┌──

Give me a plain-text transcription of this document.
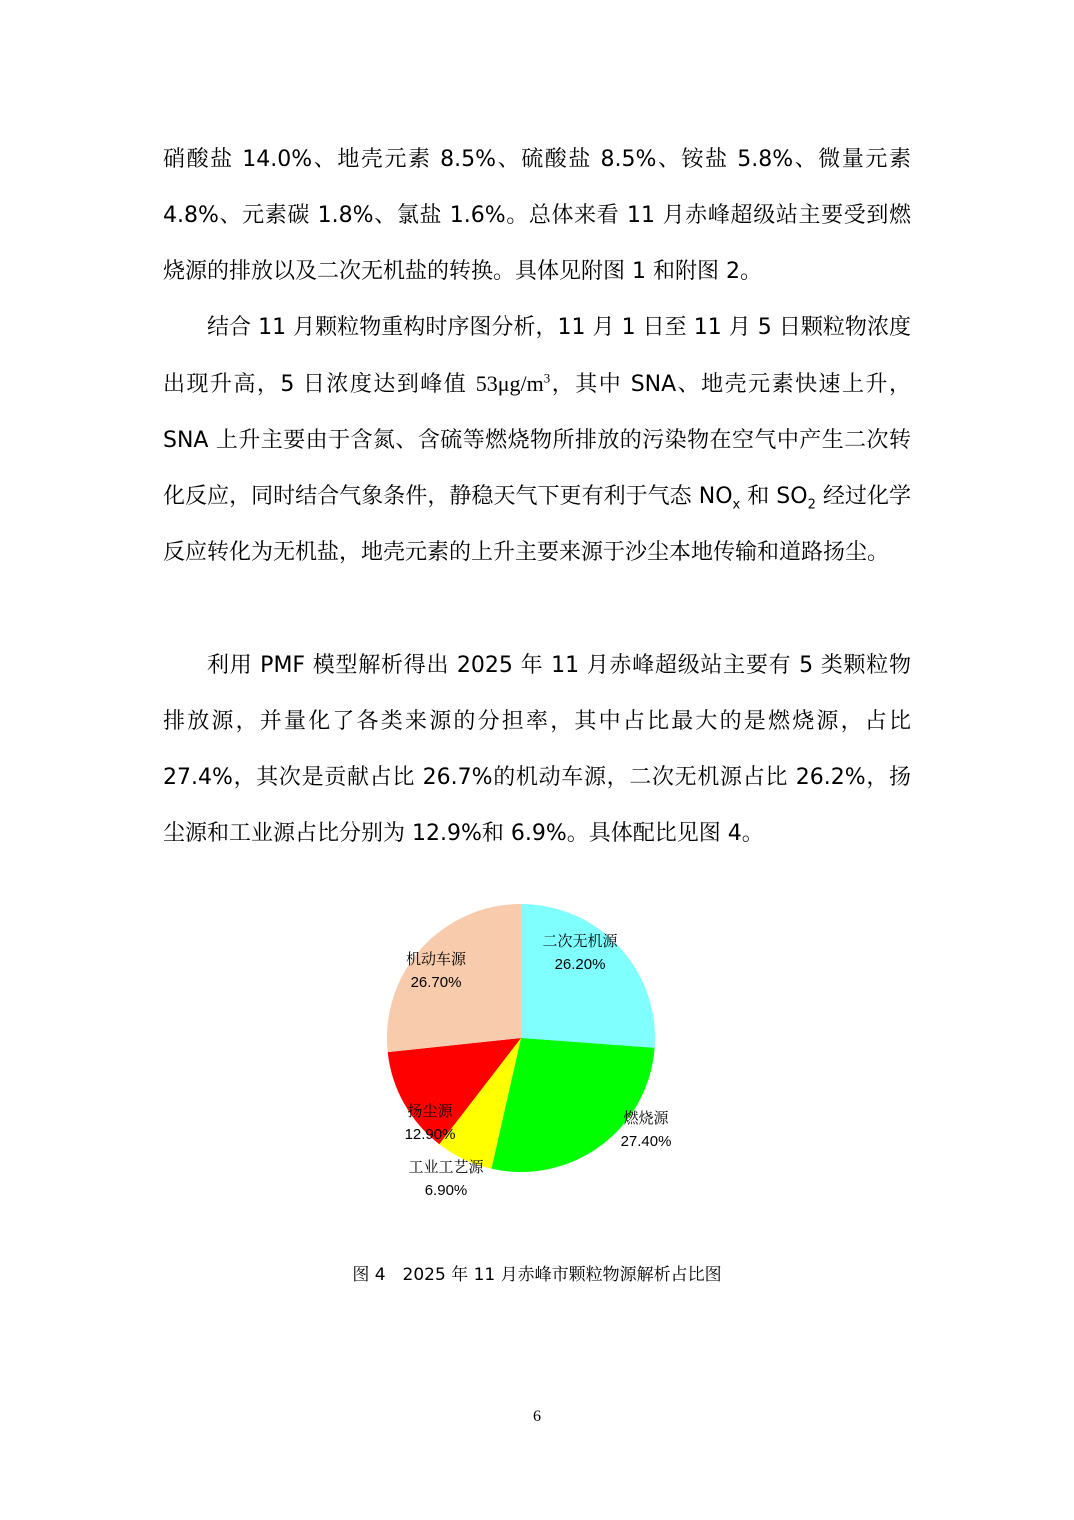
硝酸盐 14.0%、地壳元素 8.5%、硫酸盐 8.5%、铵盐 5.8%、微量元素 4.8%、元素碳 1.8%、氯盐 1.6%。总体来看 11 月赤峰超级站主要受到燃烧源的排放以及二次无机盐的转换。具体见附图 1 和附图 2。

结合 11 月颗粒物重构时序图分析，11 月 1 日至 11 月 5 日颗粒物浓度出现升高，5 日浓度达到峰值 $53\mu g/m^3$，其中 SNA、地壳元素快速上升，SNA 上升主要由于含氮、含硫等燃烧物所排放的污染物在空气中产生二次转化反应，同时结合气象条件，静稳天气下更有利于气态 $NO_x$ 和 $SO_2$ 经过化学反应转化为无机盐，地壳元素的上升主要来源于沙尘本地传输和道路扬尘。

利用 PMF 模型解析得出 2025 年 11 月赤峰超级站主要有 5 类颗粒物排放源，并量化了各类来源的分担率，其中占比最大的是燃烧源，占比 27.4%，其次是贡献占比 26.7%的机动车源，二次无机源占比 26.2%，扬尘源和工业源占比分别为 12.9%和 6.9%。具体配比见图 4。

二次无机源
26.20%
燃烧源
27.40%
工业工艺源
6.90%
扬尘源
12.90%
机动车源
26.70%
图 4　2025 年 11 月赤峰市颗粒物源解析占比图
6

└──

▶ [Task requirements]:
Pictures appear in the records above. Output everything except them, exactly.

▶ [Answer below]:
Give me a plain-text transcription of this document.
硝酸盐 14.0%、地壳元素 8.5%、硫酸盐 8.5%、铵盐 5.8%、微量元素 4.8%、元素碳 1.8%、氯盐 1.6%。总体来看 11 月赤峰超级站主要受到燃烧源的排放以及二次无机盐的转换。具体见附图 1 和附图 2。

结合 11 月颗粒物重构时序图分析，11 月 1 日至 11 月 5 日颗粒物浓度出现升高，5 日浓度达到峰值 $53\mu g/m^3$，其中 SNA、地壳元素快速上升，SNA 上升主要由于含氮、含硫等燃烧物所排放的污染物在空气中产生二次转化反应，同时结合气象条件，静稳天气下更有利于气态 $NO_x$ 和 $SO_2$ 经过化学反应转化为无机盐，地壳元素的上升主要来源于沙尘本地传输和道路扬尘。

利用 PMF 模型解析得出 2025 年 11 月赤峰超级站主要有 5 类颗粒物排放源，并量化了各类来源的分担率，其中占比最大的是燃烧源，占比 27.4%，其次是贡献占比 26.7%的机动车源，二次无机源占比 26.2%，扬尘源和工业源占比分别为 12.9%和 6.9%。具体配比见图 4。

二次无机源
26.20%
燃烧源
27.40%
工业工艺源
6.90%
扬尘源
12.90%
机动车源
26.70%
图 4　2025 年 11 月赤峰市颗粒物源解析占比图
6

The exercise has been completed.